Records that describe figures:
** START **

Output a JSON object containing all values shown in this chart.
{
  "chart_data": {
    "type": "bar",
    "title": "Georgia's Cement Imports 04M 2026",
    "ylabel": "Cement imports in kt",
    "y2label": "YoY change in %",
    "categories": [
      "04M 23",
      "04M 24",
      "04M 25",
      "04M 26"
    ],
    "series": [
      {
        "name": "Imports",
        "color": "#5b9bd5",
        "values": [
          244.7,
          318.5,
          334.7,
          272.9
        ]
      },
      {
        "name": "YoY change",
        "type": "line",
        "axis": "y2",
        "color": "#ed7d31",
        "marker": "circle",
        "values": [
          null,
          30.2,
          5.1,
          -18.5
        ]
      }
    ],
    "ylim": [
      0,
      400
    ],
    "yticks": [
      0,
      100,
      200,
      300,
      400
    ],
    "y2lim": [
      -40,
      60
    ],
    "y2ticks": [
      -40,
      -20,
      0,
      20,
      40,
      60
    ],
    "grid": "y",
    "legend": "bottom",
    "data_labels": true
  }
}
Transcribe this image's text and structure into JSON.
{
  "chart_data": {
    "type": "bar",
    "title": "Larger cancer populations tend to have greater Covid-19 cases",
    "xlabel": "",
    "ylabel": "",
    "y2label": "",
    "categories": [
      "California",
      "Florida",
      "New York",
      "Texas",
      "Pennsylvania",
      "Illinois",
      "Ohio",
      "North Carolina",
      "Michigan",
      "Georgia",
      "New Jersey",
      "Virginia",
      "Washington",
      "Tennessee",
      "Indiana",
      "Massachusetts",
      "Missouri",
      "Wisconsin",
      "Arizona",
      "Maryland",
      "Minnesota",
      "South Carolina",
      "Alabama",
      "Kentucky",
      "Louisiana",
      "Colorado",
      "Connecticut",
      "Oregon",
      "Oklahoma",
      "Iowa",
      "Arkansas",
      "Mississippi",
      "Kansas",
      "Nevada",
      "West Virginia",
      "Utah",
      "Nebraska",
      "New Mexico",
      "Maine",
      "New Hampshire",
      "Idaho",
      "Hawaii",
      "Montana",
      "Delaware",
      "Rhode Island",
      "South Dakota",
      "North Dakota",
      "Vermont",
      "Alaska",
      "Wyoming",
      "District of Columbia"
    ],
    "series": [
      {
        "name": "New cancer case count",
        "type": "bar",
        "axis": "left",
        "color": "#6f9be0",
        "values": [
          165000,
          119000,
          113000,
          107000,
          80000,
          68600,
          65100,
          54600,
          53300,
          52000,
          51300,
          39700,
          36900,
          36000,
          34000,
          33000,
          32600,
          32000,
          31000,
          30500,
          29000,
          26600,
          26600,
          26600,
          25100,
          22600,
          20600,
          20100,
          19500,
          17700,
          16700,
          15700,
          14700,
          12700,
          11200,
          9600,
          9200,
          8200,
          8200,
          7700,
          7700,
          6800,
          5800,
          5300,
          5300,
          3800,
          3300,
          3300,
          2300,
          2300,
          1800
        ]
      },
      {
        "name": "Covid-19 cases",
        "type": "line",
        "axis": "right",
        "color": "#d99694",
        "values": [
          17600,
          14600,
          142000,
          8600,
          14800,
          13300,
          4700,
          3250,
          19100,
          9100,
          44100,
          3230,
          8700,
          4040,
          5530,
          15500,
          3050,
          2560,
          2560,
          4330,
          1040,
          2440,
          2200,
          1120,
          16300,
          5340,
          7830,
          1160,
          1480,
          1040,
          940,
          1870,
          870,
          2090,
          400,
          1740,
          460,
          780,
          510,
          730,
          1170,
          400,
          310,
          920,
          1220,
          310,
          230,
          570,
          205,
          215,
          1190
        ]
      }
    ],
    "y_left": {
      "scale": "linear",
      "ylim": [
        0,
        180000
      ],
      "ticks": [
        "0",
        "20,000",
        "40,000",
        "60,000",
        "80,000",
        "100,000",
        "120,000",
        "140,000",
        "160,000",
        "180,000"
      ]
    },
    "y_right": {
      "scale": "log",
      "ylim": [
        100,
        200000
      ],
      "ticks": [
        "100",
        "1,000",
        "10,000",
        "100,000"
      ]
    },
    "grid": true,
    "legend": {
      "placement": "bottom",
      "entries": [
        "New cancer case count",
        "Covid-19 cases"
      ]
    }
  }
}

** END **

_REQUIREMENT_
Transcribe the whole listing exactly.

_RESULT BELOW_
Output a JSON object containing all values shown in this chart.
{
  "chart_data": {
    "type": "bar",
    "title": "Georgia's Cement Imports 04M 2026",
    "ylabel": "Cement imports in kt",
    "y2label": "YoY change in %",
    "categories": [
      "04M 23",
      "04M 24",
      "04M 25",
      "04M 26"
    ],
    "series": [
      {
        "name": "Imports",
        "color": "#5b9bd5",
        "values": [
          244.7,
          318.5,
          334.7,
          272.9
        ]
      },
      {
        "name": "YoY change",
        "type": "line",
        "axis": "y2",
        "color": "#ed7d31",
        "marker": "circle",
        "values": [
          null,
          30.2,
          5.1,
          -18.5
        ]
      }
    ],
    "ylim": [
      0,
      400
    ],
    "yticks": [
      0,
      100,
      200,
      300,
      400
    ],
    "y2lim": [
      -40,
      60
    ],
    "y2ticks": [
      -40,
      -20,
      0,
      20,
      40,
      60
    ],
    "grid": "y",
    "legend": "bottom",
    "data_labels": true
  }
}
Transcribe this image's text and structure into JSON.
{
  "chart_data": {
    "type": "bar",
    "title": "Larger cancer populations tend to have greater Covid-19 cases",
    "xlabel": "",
    "ylabel": "",
    "y2label": "",
    "categories": [
      "California",
      "Florida",
      "New York",
      "Texas",
      "Pennsylvania",
      "Illinois",
      "Ohio",
      "North Carolina",
      "Michigan",
      "Georgia",
      "New Jersey",
      "Virginia",
      "Washington",
      "Tennessee",
      "Indiana",
      "Massachusetts",
      "Missouri",
      "Wisconsin",
      "Arizona",
      "Maryland",
      "Minnesota",
      "South Carolina",
      "Alabama",
      "Kentucky",
      "Louisiana",
      "Colorado",
      "Connecticut",
      "Oregon",
      "Oklahoma",
      "Iowa",
      "Arkansas",
      "Mississippi",
      "Kansas",
      "Nevada",
      "West Virginia",
      "Utah",
      "Nebraska",
      "New Mexico",
      "Maine",
      "New Hampshire",
      "Idaho",
      "Hawaii",
      "Montana",
      "Delaware",
      "Rhode Island",
      "South Dakota",
      "North Dakota",
      "Vermont",
      "Alaska",
      "Wyoming",
      "District of Columbia"
    ],
    "series": [
      {
        "name": "New cancer case count",
        "type": "bar",
        "axis": "left",
        "color": "#6f9be0",
        "values": [
          165000,
          119000,
          113000,
          107000,
          80000,
          68600,
          65100,
          54600,
          53300,
          52000,
          51300,
          39700,
          36900,
          36000,
          34000,
          33000,
          32600,
          32000,
          31000,
          30500,
          29000,
          26600,
          26600,
          26600,
          25100,
          22600,
          20600,
          20100,
          19500,
          17700,
          16700,
          15700,
          14700,
          12700,
          11200,
          9600,
          9200,
          8200,
          8200,
          7700,
          7700,
          6800,
          5800,
          5300,
          5300,
          3800,
          3300,
          3300,
          2300,
          2300,
          1800
        ]
      },
      {
        "name": "Covid-19 cases",
        "type": "line",
        "axis": "right",
        "color": "#d99694",
        "values": [
          17600,
          14600,
          142000,
          8600,
          14800,
          13300,
          4700,
          3250,
          19100,
          9100,
          44100,
          3230,
          8700,
          4040,
          5530,
          15500,
          3050,
          2560,
          2560,
          4330,
          1040,
          2440,
          2200,
          1120,
          16300,
          5340,
          7830,
          1160,
          1480,
          1040,
          940,
          1870,
          870,
          2090,
          400,
          1740,
          460,
          780,
          510,
          730,
          1170,
          400,
          310,
          920,
          1220,
          310,
          230,
          570,
          205,
          215,
          1190
        ]
      }
    ],
    "y_left": {
      "scale": "linear",
      "ylim": [
        0,
        180000
      ],
      "ticks": [
        "0",
        "20,000",
        "40,000",
        "60,000",
        "80,000",
        "100,000",
        "120,000",
        "140,000",
        "160,000",
        "180,000"
      ]
    },
    "y_right": {
      "scale": "log",
      "ylim": [
        100,
        200000
      ],
      "ticks": [
        "100",
        "1,000",
        "10,000",
        "100,000"
      ]
    },
    "grid": true,
    "legend": {
      "placement": "bottom",
      "entries": [
        "New cancer case count",
        "Covid-19 cases"
      ]
    }
  }
}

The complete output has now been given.